* _Problem statement_
Exactly reproduce the lines that follow.

BEGIN Extracted material

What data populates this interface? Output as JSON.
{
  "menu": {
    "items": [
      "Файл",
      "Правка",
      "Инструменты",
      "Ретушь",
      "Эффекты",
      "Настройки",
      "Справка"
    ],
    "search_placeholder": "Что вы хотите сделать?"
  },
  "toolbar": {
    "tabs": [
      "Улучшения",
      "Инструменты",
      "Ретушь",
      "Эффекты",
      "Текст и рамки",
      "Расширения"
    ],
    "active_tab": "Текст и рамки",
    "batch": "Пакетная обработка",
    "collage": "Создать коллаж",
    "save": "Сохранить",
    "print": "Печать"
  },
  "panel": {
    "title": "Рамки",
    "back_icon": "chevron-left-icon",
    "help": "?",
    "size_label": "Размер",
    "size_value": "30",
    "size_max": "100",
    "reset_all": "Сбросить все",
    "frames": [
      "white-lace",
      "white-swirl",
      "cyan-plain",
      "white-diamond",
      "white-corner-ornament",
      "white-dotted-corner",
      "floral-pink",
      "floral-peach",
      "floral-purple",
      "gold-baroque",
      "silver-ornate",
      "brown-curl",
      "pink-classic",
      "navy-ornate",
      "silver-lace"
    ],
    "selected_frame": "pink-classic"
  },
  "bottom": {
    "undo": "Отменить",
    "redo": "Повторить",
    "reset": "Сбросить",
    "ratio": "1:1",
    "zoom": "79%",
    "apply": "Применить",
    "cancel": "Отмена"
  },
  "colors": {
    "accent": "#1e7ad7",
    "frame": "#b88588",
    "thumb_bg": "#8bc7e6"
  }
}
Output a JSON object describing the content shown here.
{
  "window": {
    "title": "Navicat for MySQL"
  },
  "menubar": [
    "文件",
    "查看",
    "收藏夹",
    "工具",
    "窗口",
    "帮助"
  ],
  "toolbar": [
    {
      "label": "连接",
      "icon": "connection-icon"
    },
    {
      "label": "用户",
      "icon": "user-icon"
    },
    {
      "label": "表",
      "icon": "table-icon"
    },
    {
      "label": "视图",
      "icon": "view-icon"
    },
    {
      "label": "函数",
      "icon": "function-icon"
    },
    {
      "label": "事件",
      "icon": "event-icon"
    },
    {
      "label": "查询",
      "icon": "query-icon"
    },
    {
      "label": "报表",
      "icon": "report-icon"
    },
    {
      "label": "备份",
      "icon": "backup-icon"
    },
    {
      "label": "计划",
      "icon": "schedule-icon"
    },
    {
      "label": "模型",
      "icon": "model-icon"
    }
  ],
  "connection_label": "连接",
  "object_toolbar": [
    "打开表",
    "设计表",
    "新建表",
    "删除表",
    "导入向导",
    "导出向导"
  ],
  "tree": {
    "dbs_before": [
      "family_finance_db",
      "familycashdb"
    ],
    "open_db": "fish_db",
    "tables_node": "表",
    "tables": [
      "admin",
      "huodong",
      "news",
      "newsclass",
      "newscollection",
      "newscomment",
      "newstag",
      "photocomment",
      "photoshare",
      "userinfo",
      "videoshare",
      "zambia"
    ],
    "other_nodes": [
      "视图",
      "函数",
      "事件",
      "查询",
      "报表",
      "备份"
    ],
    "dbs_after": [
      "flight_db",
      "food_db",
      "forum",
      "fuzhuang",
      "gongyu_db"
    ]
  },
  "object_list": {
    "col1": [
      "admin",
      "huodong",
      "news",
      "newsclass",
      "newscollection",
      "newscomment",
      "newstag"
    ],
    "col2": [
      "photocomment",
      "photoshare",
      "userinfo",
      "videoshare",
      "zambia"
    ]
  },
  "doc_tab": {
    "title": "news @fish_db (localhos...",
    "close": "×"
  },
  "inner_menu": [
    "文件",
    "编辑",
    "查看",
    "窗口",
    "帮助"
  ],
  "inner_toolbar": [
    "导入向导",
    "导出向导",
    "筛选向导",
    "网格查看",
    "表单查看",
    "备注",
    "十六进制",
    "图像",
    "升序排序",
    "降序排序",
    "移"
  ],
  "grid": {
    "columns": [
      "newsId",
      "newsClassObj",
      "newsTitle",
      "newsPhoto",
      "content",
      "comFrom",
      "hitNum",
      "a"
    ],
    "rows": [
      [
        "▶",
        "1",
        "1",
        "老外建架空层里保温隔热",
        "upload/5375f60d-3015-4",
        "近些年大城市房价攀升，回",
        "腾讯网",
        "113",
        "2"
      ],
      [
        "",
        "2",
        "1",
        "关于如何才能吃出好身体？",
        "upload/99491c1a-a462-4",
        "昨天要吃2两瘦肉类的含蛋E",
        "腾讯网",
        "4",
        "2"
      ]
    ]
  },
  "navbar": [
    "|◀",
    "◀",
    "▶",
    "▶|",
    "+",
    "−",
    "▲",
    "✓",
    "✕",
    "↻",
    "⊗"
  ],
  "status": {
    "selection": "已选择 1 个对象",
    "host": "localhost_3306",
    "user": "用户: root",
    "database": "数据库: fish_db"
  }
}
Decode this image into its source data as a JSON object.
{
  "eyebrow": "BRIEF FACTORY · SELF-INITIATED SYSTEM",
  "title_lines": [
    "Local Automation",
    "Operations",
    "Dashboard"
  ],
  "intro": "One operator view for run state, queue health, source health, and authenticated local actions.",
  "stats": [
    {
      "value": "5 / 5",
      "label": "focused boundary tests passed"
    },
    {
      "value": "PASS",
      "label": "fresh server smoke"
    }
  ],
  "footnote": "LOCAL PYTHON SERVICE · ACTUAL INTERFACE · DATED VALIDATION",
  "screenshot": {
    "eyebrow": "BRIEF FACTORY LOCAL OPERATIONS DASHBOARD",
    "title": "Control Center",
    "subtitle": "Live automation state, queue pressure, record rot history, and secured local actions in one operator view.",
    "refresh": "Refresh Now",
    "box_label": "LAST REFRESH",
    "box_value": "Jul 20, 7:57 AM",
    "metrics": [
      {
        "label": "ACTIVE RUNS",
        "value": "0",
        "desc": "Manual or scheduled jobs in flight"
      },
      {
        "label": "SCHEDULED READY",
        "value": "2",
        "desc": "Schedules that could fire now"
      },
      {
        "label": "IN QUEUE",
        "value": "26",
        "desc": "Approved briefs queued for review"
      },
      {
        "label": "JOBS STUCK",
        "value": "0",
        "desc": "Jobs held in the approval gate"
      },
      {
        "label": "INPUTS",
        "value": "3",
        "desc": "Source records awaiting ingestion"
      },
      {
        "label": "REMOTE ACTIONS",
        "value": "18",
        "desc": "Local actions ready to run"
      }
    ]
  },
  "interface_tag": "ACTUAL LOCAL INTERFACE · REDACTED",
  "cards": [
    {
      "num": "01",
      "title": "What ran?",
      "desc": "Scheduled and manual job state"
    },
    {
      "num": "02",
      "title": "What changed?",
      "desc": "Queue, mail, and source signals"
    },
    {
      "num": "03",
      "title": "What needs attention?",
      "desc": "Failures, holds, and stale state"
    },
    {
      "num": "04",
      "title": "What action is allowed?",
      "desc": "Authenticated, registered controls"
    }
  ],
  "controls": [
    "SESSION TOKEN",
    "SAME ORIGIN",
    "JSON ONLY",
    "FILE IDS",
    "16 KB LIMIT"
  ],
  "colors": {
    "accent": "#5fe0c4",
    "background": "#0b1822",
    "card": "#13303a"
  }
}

END Extracted material

* _Output_
What data populates this interface? Output as JSON.
{
  "menu": {
    "items": [
      "Файл",
      "Правка",
      "Инструменты",
      "Ретушь",
      "Эффекты",
      "Настройки",
      "Справка"
    ],
    "search_placeholder": "Что вы хотите сделать?"
  },
  "toolbar": {
    "tabs": [
      "Улучшения",
      "Инструменты",
      "Ретушь",
      "Эффекты",
      "Текст и рамки",
      "Расширения"
    ],
    "active_tab": "Текст и рамки",
    "batch": "Пакетная обработка",
    "collage": "Создать коллаж",
    "save": "Сохранить",
    "print": "Печать"
  },
  "panel": {
    "title": "Рамки",
    "back_icon": "chevron-left-icon",
    "help": "?",
    "size_label": "Размер",
    "size_value": "30",
    "size_max": "100",
    "reset_all": "Сбросить все",
    "frames": [
      "white-lace",
      "white-swirl",
      "cyan-plain",
      "white-diamond",
      "white-corner-ornament",
      "white-dotted-corner",
      "floral-pink",
      "floral-peach",
      "floral-purple",
      "gold-baroque",
      "silver-ornate",
      "brown-curl",
      "pink-classic",
      "navy-ornate",
      "silver-lace"
    ],
    "selected_frame": "pink-classic"
  },
  "bottom": {
    "undo": "Отменить",
    "redo": "Повторить",
    "reset": "Сбросить",
    "ratio": "1:1",
    "zoom": "79%",
    "apply": "Применить",
    "cancel": "Отмена"
  },
  "colors": {
    "accent": "#1e7ad7",
    "frame": "#b88588",
    "thumb_bg": "#8bc7e6"
  }
}
Output a JSON object describing the content shown here.
{
  "window": {
    "title": "Navicat for MySQL"
  },
  "menubar": [
    "文件",
    "查看",
    "收藏夹",
    "工具",
    "窗口",
    "帮助"
  ],
  "toolbar": [
    {
      "label": "连接",
      "icon": "connection-icon"
    },
    {
      "label": "用户",
      "icon": "user-icon"
    },
    {
      "label": "表",
      "icon": "table-icon"
    },
    {
      "label": "视图",
      "icon": "view-icon"
    },
    {
      "label": "函数",
      "icon": "function-icon"
    },
    {
      "label": "事件",
      "icon": "event-icon"
    },
    {
      "label": "查询",
      "icon": "query-icon"
    },
    {
      "label": "报表",
      "icon": "report-icon"
    },
    {
      "label": "备份",
      "icon": "backup-icon"
    },
    {
      "label": "计划",
      "icon": "schedule-icon"
    },
    {
      "label": "模型",
      "icon": "model-icon"
    }
  ],
  "connection_label": "连接",
  "object_toolbar": [
    "打开表",
    "设计表",
    "新建表",
    "删除表",
    "导入向导",
    "导出向导"
  ],
  "tree": {
    "dbs_before": [
      "family_finance_db",
      "familycashdb"
    ],
    "open_db": "fish_db",
    "tables_node": "表",
    "tables": [
      "admin",
      "huodong",
      "news",
      "newsclass",
      "newscollection",
      "newscomment",
      "newstag",
      "photocomment",
      "photoshare",
      "userinfo",
      "videoshare",
      "zambia"
    ],
    "other_nodes": [
      "视图",
      "函数",
      "事件",
      "查询",
      "报表",
      "备份"
    ],
    "dbs_after": [
      "flight_db",
      "food_db",
      "forum",
      "fuzhuang",
      "gongyu_db"
    ]
  },
  "object_list": {
    "col1": [
      "admin",
      "huodong",
      "news",
      "newsclass",
      "newscollection",
      "newscomment",
      "newstag"
    ],
    "col2": [
      "photocomment",
      "photoshare",
      "userinfo",
      "videoshare",
      "zambia"
    ]
  },
  "doc_tab": {
    "title": "news @fish_db (localhos...",
    "close": "×"
  },
  "inner_menu": [
    "文件",
    "编辑",
    "查看",
    "窗口",
    "帮助"
  ],
  "inner_toolbar": [
    "导入向导",
    "导出向导",
    "筛选向导",
    "网格查看",
    "表单查看",
    "备注",
    "十六进制",
    "图像",
    "升序排序",
    "降序排序",
    "移"
  ],
  "grid": {
    "columns": [
      "newsId",
      "newsClassObj",
      "newsTitle",
      "newsPhoto",
      "content",
      "comFrom",
      "hitNum",
      "a"
    ],
    "rows": [
      [
        "▶",
        "1",
        "1",
        "老外建架空层里保温隔热",
        "upload/5375f60d-3015-4",
        "近些年大城市房价攀升，回",
        "腾讯网",
        "113",
        "2"
      ],
      [
        "",
        "2",
        "1",
        "关于如何才能吃出好身体？",
        "upload/99491c1a-a462-4",
        "昨天要吃2两瘦肉类的含蛋E",
        "腾讯网",
        "4",
        "2"
      ]
    ]
  },
  "navbar": [
    "|◀",
    "◀",
    "▶",
    "▶|",
    "+",
    "−",
    "▲",
    "✓",
    "✕",
    "↻",
    "⊗"
  ],
  "status": {
    "selection": "已选择 1 个对象",
    "host": "localhost_3306",
    "user": "用户: root",
    "database": "数据库: fish_db"
  }
}
Decode this image into its source data as a JSON object.
{
  "eyebrow": "BRIEF FACTORY · SELF-INITIATED SYSTEM",
  "title_lines": [
    "Local Automation",
    "Operations",
    "Dashboard"
  ],
  "intro": "One operator view for run state, queue health, source health, and authenticated local actions.",
  "stats": [
    {
      "value": "5 / 5",
      "label": "focused boundary tests passed"
    },
    {
      "value": "PASS",
      "label": "fresh server smoke"
    }
  ],
  "footnote": "LOCAL PYTHON SERVICE · ACTUAL INTERFACE · DATED VALIDATION",
  "screenshot": {
    "eyebrow": "BRIEF FACTORY LOCAL OPERATIONS DASHBOARD",
    "title": "Control Center",
    "subtitle": "Live automation state, queue pressure, record rot history, and secured local actions in one operator view.",
    "refresh": "Refresh Now",
    "box_label": "LAST REFRESH",
    "box_value": "Jul 20, 7:57 AM",
    "metrics": [
      {
        "label": "ACTIVE RUNS",
        "value": "0",
        "desc": "Manual or scheduled jobs in flight"
      },
      {
        "label": "SCHEDULED READY",
        "value": "2",
        "desc": "Schedules that could fire now"
      },
      {
        "label": "IN QUEUE",
        "value": "26",
        "desc": "Approved briefs queued for review"
      },
      {
        "label": "JOBS STUCK",
        "value": "0",
        "desc": "Jobs held in the approval gate"
      },
      {
        "label": "INPUTS",
        "value": "3",
        "desc": "Source records awaiting ingestion"
      },
      {
        "label": "REMOTE ACTIONS",
        "value": "18",
        "desc": "Local actions ready to run"
      }
    ]
  },
  "interface_tag": "ACTUAL LOCAL INTERFACE · REDACTED",
  "cards": [
    {
      "num": "01",
      "title": "What ran?",
      "desc": "Scheduled and manual job state"
    },
    {
      "num": "02",
      "title": "What changed?",
      "desc": "Queue, mail, and source signals"
    },
    {
      "num": "03",
      "title": "What needs attention?",
      "desc": "Failures, holds, and stale state"
    },
    {
      "num": "04",
      "title": "What action is allowed?",
      "desc": "Authenticated, registered controls"
    }
  ],
  "controls": [
    "SESSION TOKEN",
    "SAME ORIGIN",
    "JSON ONLY",
    "FILE IDS",
    "16 KB LIMIT"
  ],
  "colors": {
    "accent": "#5fe0c4",
    "background": "#0b1822",
    "card": "#13303a"
  }
}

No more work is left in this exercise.